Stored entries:
==================================================

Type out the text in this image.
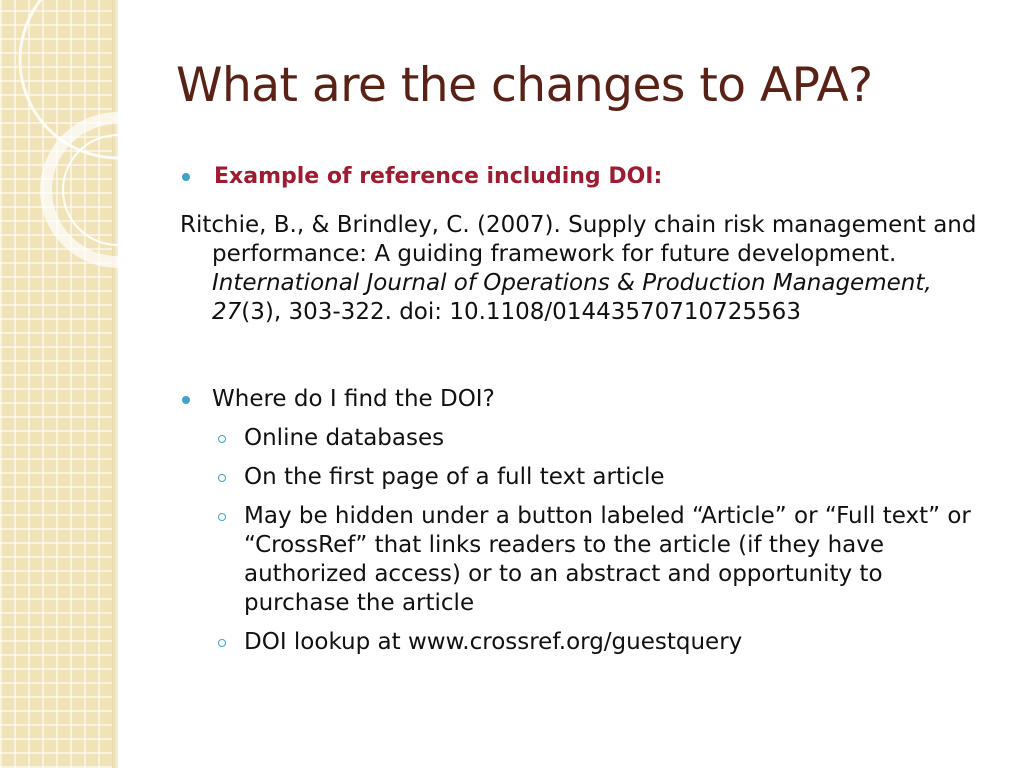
What are the changes to APA?
Example of reference including DOI:
Ritchie, B., & Brindley, C. (2007). Supply chain risk management and performance: A guiding framework for future development. International Journal of Operations & Production Management, 27(3), 303-322. doi: 10.1108/01443570710725563
Where do I find the DOI?
Online databases
On the first page of a full text article
May be hidden under a button labeled “Article” or “Full text” or “CrossRef” that links readers to the article (if they have authorized access) or to an abstract and opportunity to purchase the article
DOI lookup at www.crossref.org/guestquery
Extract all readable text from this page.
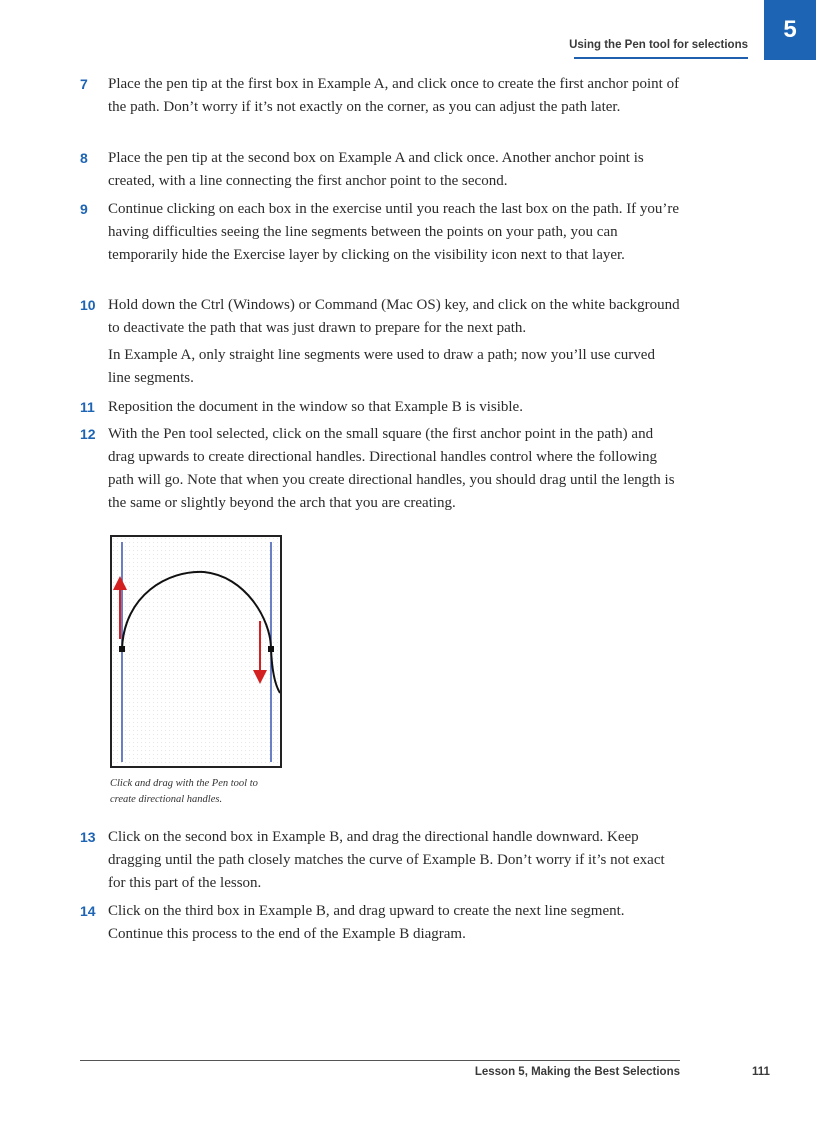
Using the Pen tool for selections
5
7	Place the pen tip at the first box in Example A, and click once to create the first anchor point of the path. Don’t worry if it’s not exactly on the corner, as you can adjust the path later.
8	Place the pen tip at the second box on Example A and click once. Another anchor point is created, with a line connecting the first anchor point to the second.
9	Continue clicking on each box in the exercise until you reach the last box on the path. If you’re having difficulties seeing the line segments between the points on your path, you can temporarily hide the Exercise layer by clicking on the visibility icon next to that layer.
10 Hold down the Ctrl (Windows) or Command (Mac OS) key, and click on the white background to deactivate the path that was just drawn to prepare for the next path.
In Example A, only straight line segments were used to draw a path; now you’ll use curved line segments.
11 Reposition the document in the window so that Example B is visible.
12 With the Pen tool selected, click on the small square (the first anchor point in the path) and drag upwards to create directional handles. Directional handles control where the following path will go. Note that when you create directional handles, you should drag until the length is the same or slightly beyond the arch that you are creating.
Click and drag with the Pen tool to create directional handles.
13 Click on the second box in Example B, and drag the directional handle downward. Keep dragging until the path closely matches the curve of Example B. Don’t worry if it’s not exact for this part of the lesson.
14 Click on the third box in Example B, and drag upward to create the next line segment. Continue this process to the end of the Example B diagram.
Lesson 5, Making the Best Selections	111
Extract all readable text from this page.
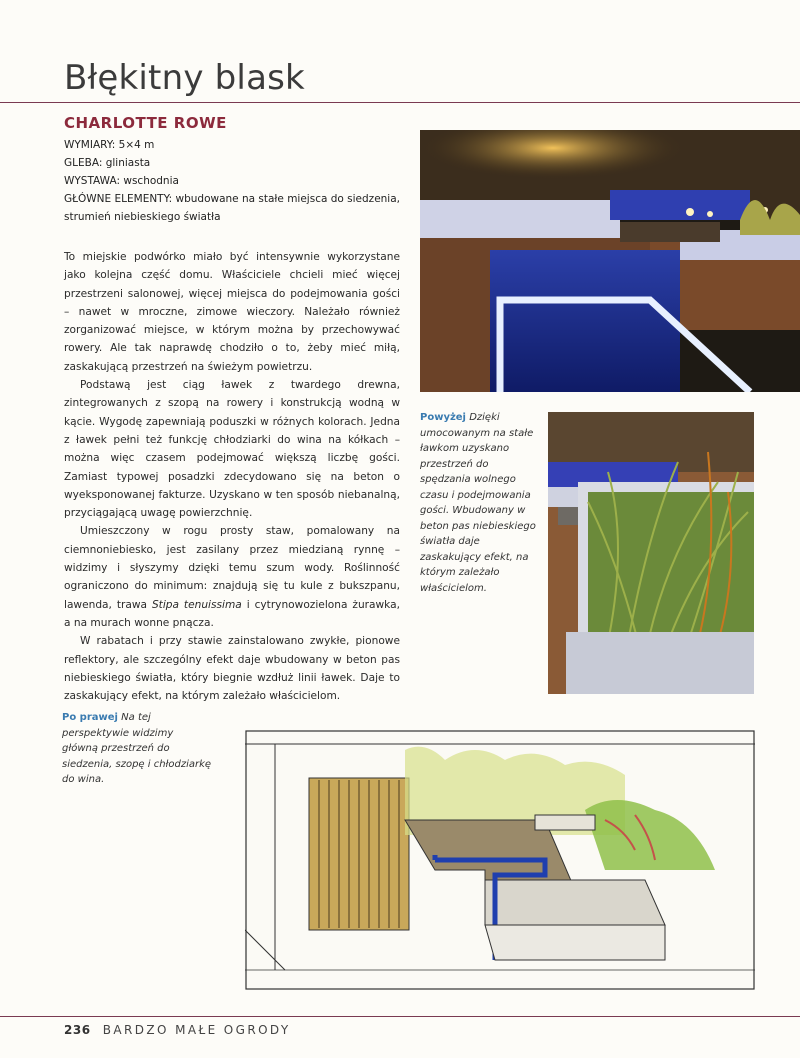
Błękitny blask
CHARLOTTE ROWE
WYMIARY: 5×4 m
GLEBA: gliniasta
WYSTAWA: wschodnia
GŁÓWNE ELEMENTY: wbudowane na stałe miejsca do siedzenia,
strumień niebieskiego światła

To miejskie podwórko miało być intensywnie wykorzystane jako kolejna część domu. Właściciele chcieli mieć więcej przestrzeni salonowej, więcej miejsca do podejmowania gości – nawet w mroczne, zimowe wieczory. Należało również zorganizować miejsce, w którym można by przechowywać rowery. Ale tak naprawdę chodziło o to, żeby mieć miłą, zaskakującą przestrzeń na świeżym powietrzu.

Podstawą jest ciąg ławek z twardego drewna, zintegrowanych z szopą na rowery i konstrukcją wodną w kącie. Wygodę zapewniają poduszki w różnych kolorach. Jedna z ławek pełni też funkcję chłodziarki do wina na kółkach – można więc czasem podejmować większą liczbę gości. Zamiast typowej posadzki zdecydowano się na beton o wyeksponowanej fakturze. Uzyskano w ten sposób niebanalną, przyciągającą uwagę powierzchnię.

Umieszczony w rogu prosty staw, pomalowany na ciemnoniebiesko, jest zasilany przez miedzianą rynnę – widzimy i słyszymy dzięki temu szum wody. Roślinność ograniczono do minimum: znajdują się tu kule z bukszpanu, lawenda, trawa Stipa tenuissima i cytrynowozielona żurawka, a na murach wonne pnącza.

W rabatach i przy stawie zainstalowano zwykłe, pionowe reflektory, ale szczególny efekt daje wbudowany w beton pas niebieskiego światła, który biegnie wzdłuż linii ławek. Daje to zaskakujący efekt, na którym zależało właścicielom.

Powyżej Dzięki umocowanym na stałe ławkom uzyskano przestrzeń do spędzania wolnego czasu i podejmowania gości. Wbudowany w beton pas niebieskiego światła daje zaskakujący efekt, na którym zależało właścicielom.
Po prawej Na tej perspektywie widzimy główną przestrzeń do siedzenia, szopę i chłodziarkę do wina.
236 BARDZO MAŁE OGRODY
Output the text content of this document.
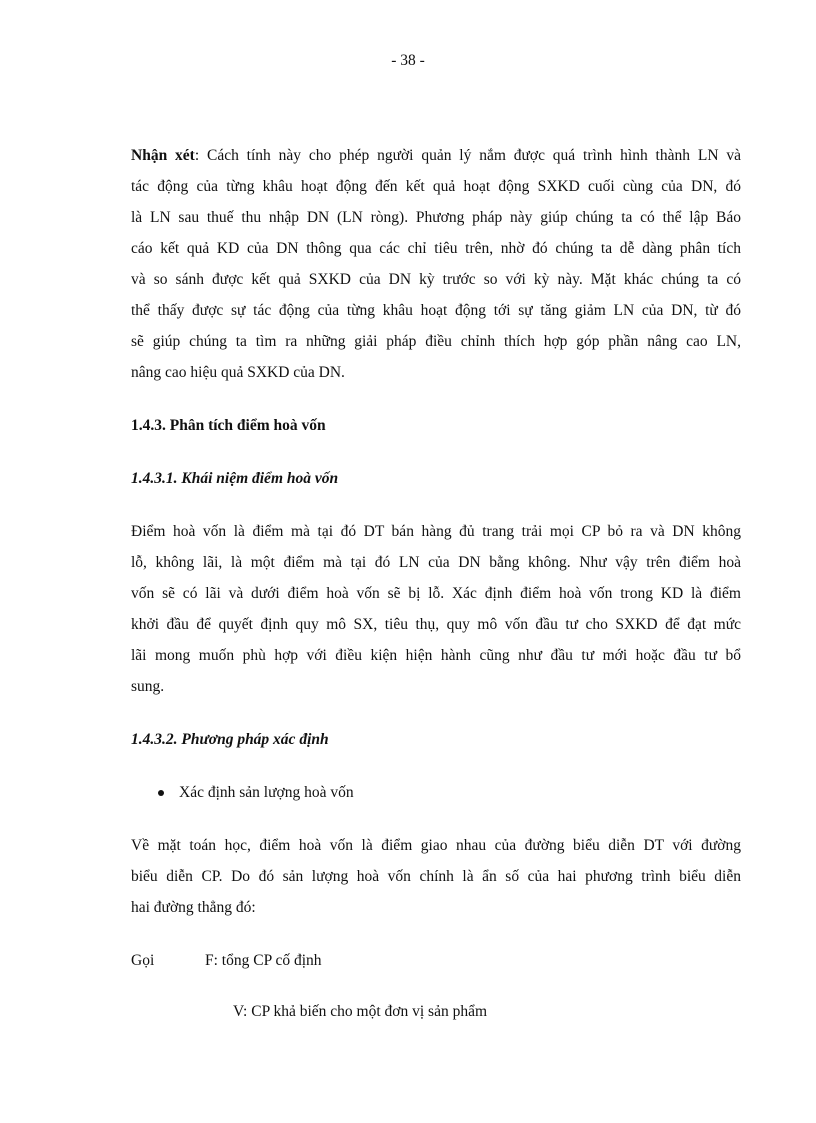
- 38 -
Nhận xét: Cách tính này cho phép người quản lý nắm được quá trình hình thành LN và
tác động của từng khâu hoạt động đến kết quả hoạt động SXKD cuối cùng của DN, đó
là LN sau thuế thu nhập DN (LN ròng). Phương pháp này giúp chúng ta có thể lập Báo
cáo kết quả KD của DN thông qua các chỉ tiêu trên, nhờ đó chúng ta dễ dàng phân tích
và so sánh được kết quả SXKD của DN kỳ trước so với kỳ này. Mặt khác chúng ta có
thể thấy được sự tác động của từng khâu hoạt động tới sự tăng giảm LN của DN, từ đó
sẽ giúp chúng ta tìm ra những giải pháp điều chỉnh thích hợp góp phần nâng cao LN,
nâng cao hiệu quả SXKD của DN.
1.4.3. Phân tích điểm hoà vốn
1.4.3.1. Khái niệm điểm hoà vốn
Điểm hoà vốn là điểm mà tại đó DT bán hàng đủ trang trải mọi CP bỏ ra và DN không
lỗ, không lãi, là một điểm mà tại đó LN của DN bằng không. Như vậy trên điểm hoà
vốn sẽ có lãi và dưới điểm hoà vốn sẽ bị lỗ. Xác định điểm hoà vốn trong KD là điểm
khởi đầu để quyết định quy mô SX, tiêu thụ, quy mô vốn đầu tư cho SXKD để đạt mức
lãi mong muốn phù hợp với điều kiện hiện hành cũng như đầu tư mới hoặc đầu tư bổ
sung.
1.4.3.2. Phương pháp xác định
Xác định sản lượng hoà vốn
Về mặt toán học, điểm hoà vốn là điểm giao nhau của đường biểu diễn DT với đường
biểu diễn CP. Do đó sản lượng hoà vốn chính là ẩn số của hai phương trình biểu diễn
hai đường thẳng đó:
Gọi	F: tổng CP cố định
V: CP khả biến cho một đơn vị sản phẩm
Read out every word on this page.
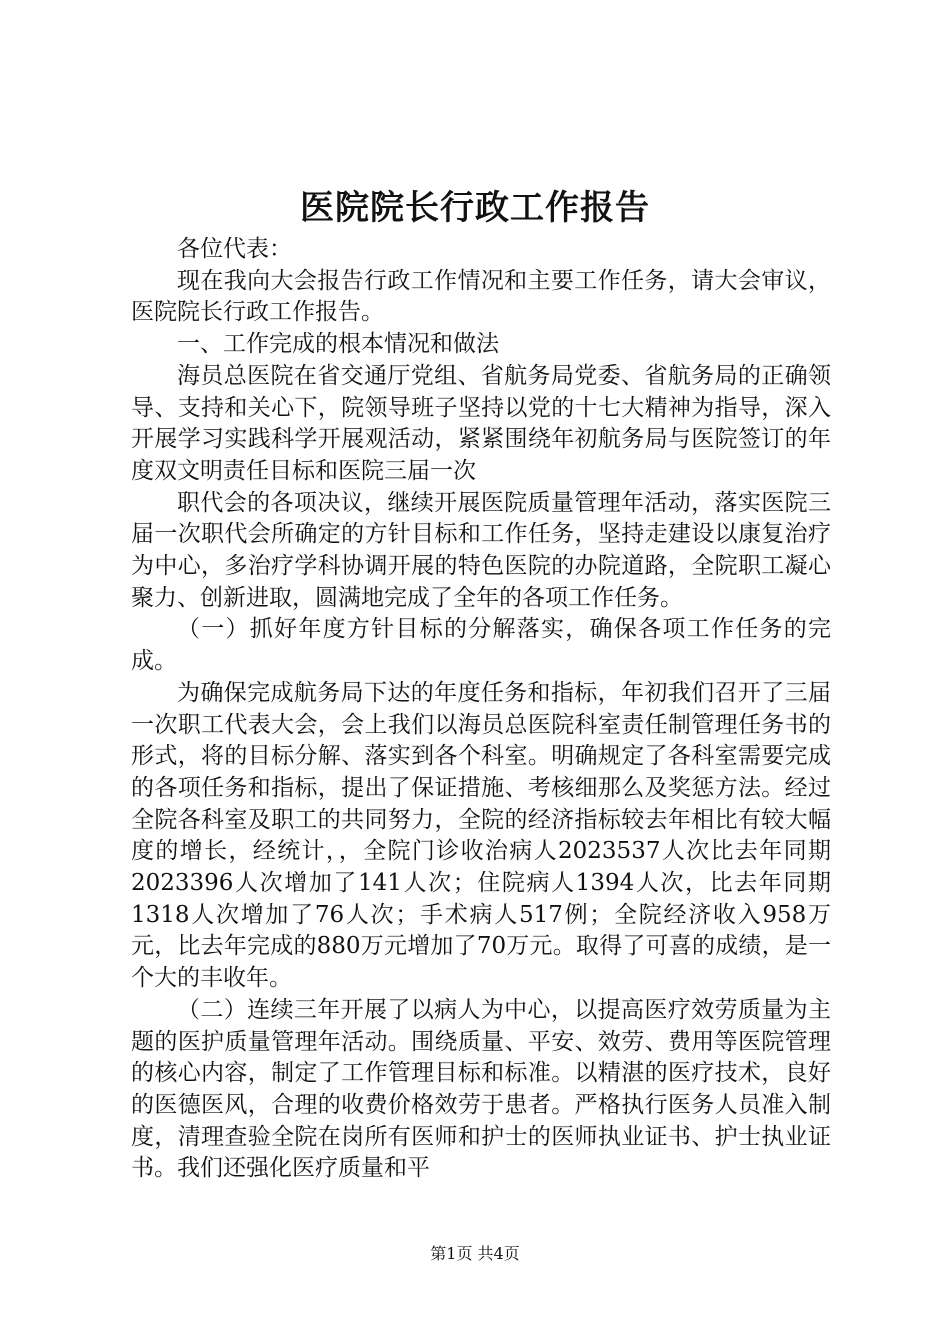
医院院长行政工作报告

各位代表：

现在我向大会报告行政工作情况和主要工作任务，请大会审议，医院院长行政工作报告。

一、工作完成的根本情况和做法

海员总医院在省交通厅党组、省航务局党委、省航务局的正确领导、支持和关心下，院领导班子坚持以党的十七大精神为指导，深入开展学习实践科学开展观活动，紧紧围绕年初航务局与医院签订的年度双文明责任目标和医院三届一次

职代会的各项决议，继续开展医院质量管理年活动，落实医院三届一次职代会所确定的方针目标和工作任务，坚持走建设以康复治疗为中心，多治疗学科协调开展的特色医院的办院道路，全院职工凝心聚力、创新进取，圆满地完成了全年的各项工作任务。

（一）抓好年度方针目标的分解落实，确保各项工作任务的完成。

为确保完成航务局下达的年度任务和指标，年初我们召开了三届一次职工代表大会，会上我们以海员总医院科室责任制管理任务书的形式，将的目标分解、落实到各个科室。明确规定了各科室需要完成的各项任务和指标，提出了保证措施、考核细那么及奖惩方法。经过全院各科室及职工的共同努力，全院的经济指标较去年相比有较大幅度的增长，经统计，，全院门诊收治病人2023537人次比去年同期2023396人次增加了141人次；住院病人1394人次，比去年同期1318人次增加了76人次；手术病人517例；全院经济收入958万元，比去年完成的880万元增加了70万元。取得了可喜的成绩，是一个大的丰收年。

（二）连续三年开展了以病人为中心，以提高医疗效劳质量为主题的医护质量管理年活动。围绕质量、平安、效劳、费用等医院管理的核心内容，制定了工作管理目标和标准。以精湛的医疗技术，良好的医德医风，合理的收费价格效劳于患者。严格执行医务人员准入制度，清理查验全院在岗所有医师和护士的医师执业证书、护士执业证书。我们还强化医疗质量和平

第1页 共4页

==================================================

- Your task
The answer is a single number, the count of lines in the records that contain the string "drag".

- Reply to the task
4